Extracted data entries
+ + + + +

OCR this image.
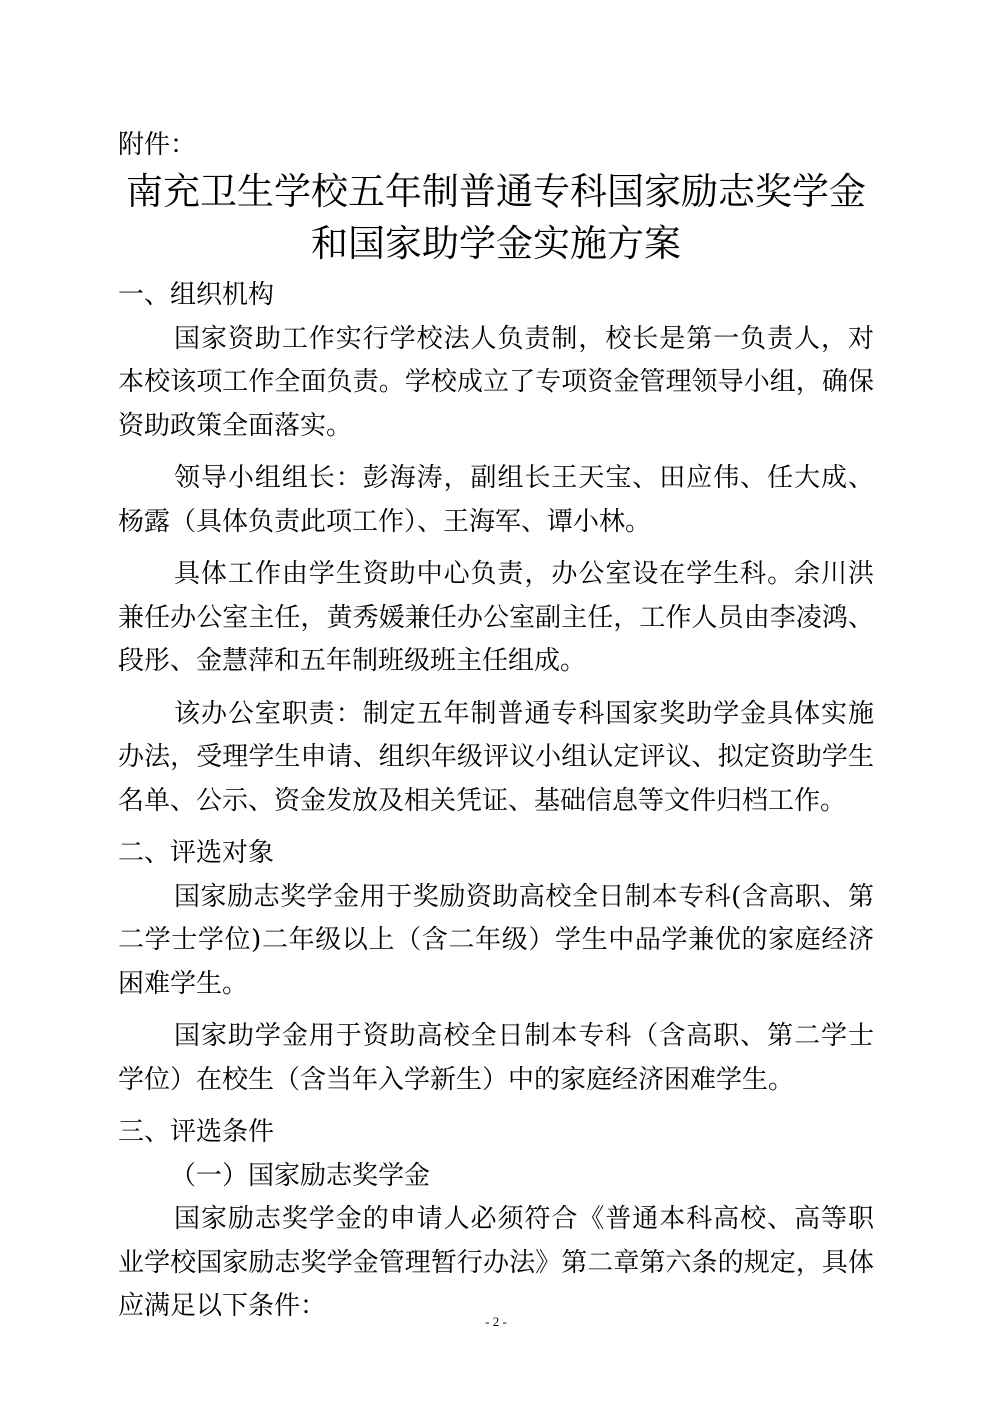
附件：
南充卫生学校五年制普通专科国家励志奖学金
和国家助学金实施方案
一、组织机构
国家资助工作实行学校法人负责制，校长是第一负责人，对本校该项工作全面负责。学校成立了专项资金管理领导小组，确保资助政策全面落实。
领导小组组长：彭海涛，副组长王天宝、田应伟、任大成、杨露（具体负责此项工作）、王海军、谭小林。
具体工作由学生资助中心负责，办公室设在学生科。余川洪兼任办公室主任，黄秀媛兼任办公室副主任，工作人员由李凌鸿、段彤、金慧萍和五年制班级班主任组成。
该办公室职责：制定五年制普通专科国家奖助学金具体实施办法，受理学生申请、组织年级评议小组认定评议、拟定资助学生名单、公示、资金发放及相关凭证、基础信息等文件归档工作。
二、评选对象
国家励志奖学金用于奖励资助高校全日制本专科(含高职、第二学士学位)二年级以上（含二年级）学生中品学兼优的家庭经济困难学生。
国家助学金用于资助高校全日制本专科（含高职、第二学士学位）在校生（含当年入学新生）中的家庭经济困难学生。
三、评选条件
（一）国家励志奖学金
国家励志奖学金的申请人必须符合《普通本科高校、高等职业学校国家励志奖学金管理暂行办法》第二章第六条的规定，具体应满足以下条件：
- 2 -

+ + + + +

Instructions to follow
In your copy, leave out the pictures and reproduce the material above exactly.

Finished task
OCR this image.
附件：
南充卫生学校五年制普通专科国家励志奖学金
和国家助学金实施方案
一、组织机构
国家资助工作实行学校法人负责制，校长是第一负责人，对本校该项工作全面负责。学校成立了专项资金管理领导小组，确保资助政策全面落实。
领导小组组长：彭海涛，副组长王天宝、田应伟、任大成、杨露（具体负责此项工作）、王海军、谭小林。
具体工作由学生资助中心负责，办公室设在学生科。余川洪兼任办公室主任，黄秀媛兼任办公室副主任，工作人员由李凌鸿、段彤、金慧萍和五年制班级班主任组成。
该办公室职责：制定五年制普通专科国家奖助学金具体实施办法，受理学生申请、组织年级评议小组认定评议、拟定资助学生名单、公示、资金发放及相关凭证、基础信息等文件归档工作。
二、评选对象
国家励志奖学金用于奖励资助高校全日制本专科(含高职、第二学士学位)二年级以上（含二年级）学生中品学兼优的家庭经济困难学生。
国家助学金用于资助高校全日制本专科（含高职、第二学士学位）在校生（含当年入学新生）中的家庭经济困难学生。
三、评选条件
（一）国家励志奖学金
国家励志奖学金的申请人必须符合《普通本科高校、高等职业学校国家励志奖学金管理暂行办法》第二章第六条的规定，具体应满足以下条件：
- 2 -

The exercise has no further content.